# start of TASK INPUTS

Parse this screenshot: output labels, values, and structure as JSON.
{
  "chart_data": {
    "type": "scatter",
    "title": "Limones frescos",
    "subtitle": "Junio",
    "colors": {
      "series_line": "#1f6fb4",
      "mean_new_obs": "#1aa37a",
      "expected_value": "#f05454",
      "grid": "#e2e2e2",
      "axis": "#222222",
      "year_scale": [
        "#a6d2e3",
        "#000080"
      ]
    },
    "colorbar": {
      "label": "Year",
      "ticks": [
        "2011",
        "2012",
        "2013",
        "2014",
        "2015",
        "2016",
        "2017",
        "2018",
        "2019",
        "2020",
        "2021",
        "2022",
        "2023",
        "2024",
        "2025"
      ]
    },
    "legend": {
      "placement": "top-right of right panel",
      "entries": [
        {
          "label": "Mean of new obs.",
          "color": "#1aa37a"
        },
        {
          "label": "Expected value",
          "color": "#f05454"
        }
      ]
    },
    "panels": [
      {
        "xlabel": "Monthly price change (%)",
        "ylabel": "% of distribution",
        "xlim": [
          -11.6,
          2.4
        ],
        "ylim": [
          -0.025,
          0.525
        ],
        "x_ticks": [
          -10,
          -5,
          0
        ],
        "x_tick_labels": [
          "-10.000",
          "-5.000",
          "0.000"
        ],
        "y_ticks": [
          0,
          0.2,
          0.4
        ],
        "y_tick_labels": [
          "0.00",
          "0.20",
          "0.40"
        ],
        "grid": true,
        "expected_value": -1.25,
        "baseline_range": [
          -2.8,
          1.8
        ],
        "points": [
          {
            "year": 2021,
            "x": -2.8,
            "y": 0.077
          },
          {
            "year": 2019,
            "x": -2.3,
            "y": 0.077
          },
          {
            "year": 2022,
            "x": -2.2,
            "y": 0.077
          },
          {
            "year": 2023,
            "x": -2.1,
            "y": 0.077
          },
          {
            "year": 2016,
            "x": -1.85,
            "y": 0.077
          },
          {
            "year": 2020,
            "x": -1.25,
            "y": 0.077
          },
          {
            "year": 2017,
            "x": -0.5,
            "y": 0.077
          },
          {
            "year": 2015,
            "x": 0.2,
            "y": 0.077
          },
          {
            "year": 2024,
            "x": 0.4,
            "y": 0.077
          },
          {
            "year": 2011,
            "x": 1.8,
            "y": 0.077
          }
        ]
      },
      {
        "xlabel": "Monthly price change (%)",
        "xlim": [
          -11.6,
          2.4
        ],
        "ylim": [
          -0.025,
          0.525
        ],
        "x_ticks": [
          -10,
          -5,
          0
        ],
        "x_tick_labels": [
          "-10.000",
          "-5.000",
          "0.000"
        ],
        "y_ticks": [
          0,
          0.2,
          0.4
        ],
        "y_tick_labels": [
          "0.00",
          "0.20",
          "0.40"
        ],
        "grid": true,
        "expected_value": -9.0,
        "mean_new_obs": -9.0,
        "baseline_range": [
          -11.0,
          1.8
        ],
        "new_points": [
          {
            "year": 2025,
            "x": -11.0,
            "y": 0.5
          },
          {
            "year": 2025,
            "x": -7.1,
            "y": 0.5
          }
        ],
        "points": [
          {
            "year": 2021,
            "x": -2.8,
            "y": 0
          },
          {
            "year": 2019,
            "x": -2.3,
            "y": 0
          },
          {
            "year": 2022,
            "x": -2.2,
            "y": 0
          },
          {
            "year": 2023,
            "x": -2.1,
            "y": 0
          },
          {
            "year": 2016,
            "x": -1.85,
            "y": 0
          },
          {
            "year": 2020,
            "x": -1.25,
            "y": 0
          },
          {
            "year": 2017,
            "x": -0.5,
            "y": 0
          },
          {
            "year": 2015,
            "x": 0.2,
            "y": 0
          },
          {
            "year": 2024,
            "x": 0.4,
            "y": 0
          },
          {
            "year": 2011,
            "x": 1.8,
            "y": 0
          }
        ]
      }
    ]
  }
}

# end of TASK INPUTS

*TASK DIRECTIONS*:
Extract the data in full. Keep it word for word.

*RESPONSE*:
Parse this screenshot: output labels, values, and structure as JSON.
{
  "chart_data": {
    "type": "scatter",
    "title": "Limones frescos",
    "subtitle": "Junio",
    "colors": {
      "series_line": "#1f6fb4",
      "mean_new_obs": "#1aa37a",
      "expected_value": "#f05454",
      "grid": "#e2e2e2",
      "axis": "#222222",
      "year_scale": [
        "#a6d2e3",
        "#000080"
      ]
    },
    "colorbar": {
      "label": "Year",
      "ticks": [
        "2011",
        "2012",
        "2013",
        "2014",
        "2015",
        "2016",
        "2017",
        "2018",
        "2019",
        "2020",
        "2021",
        "2022",
        "2023",
        "2024",
        "2025"
      ]
    },
    "legend": {
      "placement": "top-right of right panel",
      "entries": [
        {
          "label": "Mean of new obs.",
          "color": "#1aa37a"
        },
        {
          "label": "Expected value",
          "color": "#f05454"
        }
      ]
    },
    "panels": [
      {
        "xlabel": "Monthly price change (%)",
        "ylabel": "% of distribution",
        "xlim": [
          -11.6,
          2.4
        ],
        "ylim": [
          -0.025,
          0.525
        ],
        "x_ticks": [
          -10,
          -5,
          0
        ],
        "x_tick_labels": [
          "-10.000",
          "-5.000",
          "0.000"
        ],
        "y_ticks": [
          0,
          0.2,
          0.4
        ],
        "y_tick_labels": [
          "0.00",
          "0.20",
          "0.40"
        ],
        "grid": true,
        "expected_value": -1.25,
        "baseline_range": [
          -2.8,
          1.8
        ],
        "points": [
          {
            "year": 2021,
            "x": -2.8,
            "y": 0.077
          },
          {
            "year": 2019,
            "x": -2.3,
            "y": 0.077
          },
          {
            "year": 2022,
            "x": -2.2,
            "y": 0.077
          },
          {
            "year": 2023,
            "x": -2.1,
            "y": 0.077
          },
          {
            "year": 2016,
            "x": -1.85,
            "y": 0.077
          },
          {
            "year": 2020,
            "x": -1.25,
            "y": 0.077
          },
          {
            "year": 2017,
            "x": -0.5,
            "y": 0.077
          },
          {
            "year": 2015,
            "x": 0.2,
            "y": 0.077
          },
          {
            "year": 2024,
            "x": 0.4,
            "y": 0.077
          },
          {
            "year": 2011,
            "x": 1.8,
            "y": 0.077
          }
        ]
      },
      {
        "xlabel": "Monthly price change (%)",
        "xlim": [
          -11.6,
          2.4
        ],
        "ylim": [
          -0.025,
          0.525
        ],
        "x_ticks": [
          -10,
          -5,
          0
        ],
        "x_tick_labels": [
          "-10.000",
          "-5.000",
          "0.000"
        ],
        "y_ticks": [
          0,
          0.2,
          0.4
        ],
        "y_tick_labels": [
          "0.00",
          "0.20",
          "0.40"
        ],
        "grid": true,
        "expected_value": -9.0,
        "mean_new_obs": -9.0,
        "baseline_range": [
          -11.0,
          1.8
        ],
        "new_points": [
          {
            "year": 2025,
            "x": -11.0,
            "y": 0.5
          },
          {
            "year": 2025,
            "x": -7.1,
            "y": 0.5
          }
        ],
        "points": [
          {
            "year": 2021,
            "x": -2.8,
            "y": 0
          },
          {
            "year": 2019,
            "x": -2.3,
            "y": 0
          },
          {
            "year": 2022,
            "x": -2.2,
            "y": 0
          },
          {
            "year": 2023,
            "x": -2.1,
            "y": 0
          },
          {
            "year": 2016,
            "x": -1.85,
            "y": 0
          },
          {
            "year": 2020,
            "x": -1.25,
            "y": 0
          },
          {
            "year": 2017,
            "x": -0.5,
            "y": 0
          },
          {
            "year": 2015,
            "x": 0.2,
            "y": 0
          },
          {
            "year": 2024,
            "x": 0.4,
            "y": 0
          },
          {
            "year": 2011,
            "x": 1.8,
            "y": 0
          }
        ]
      }
    ]
  }
}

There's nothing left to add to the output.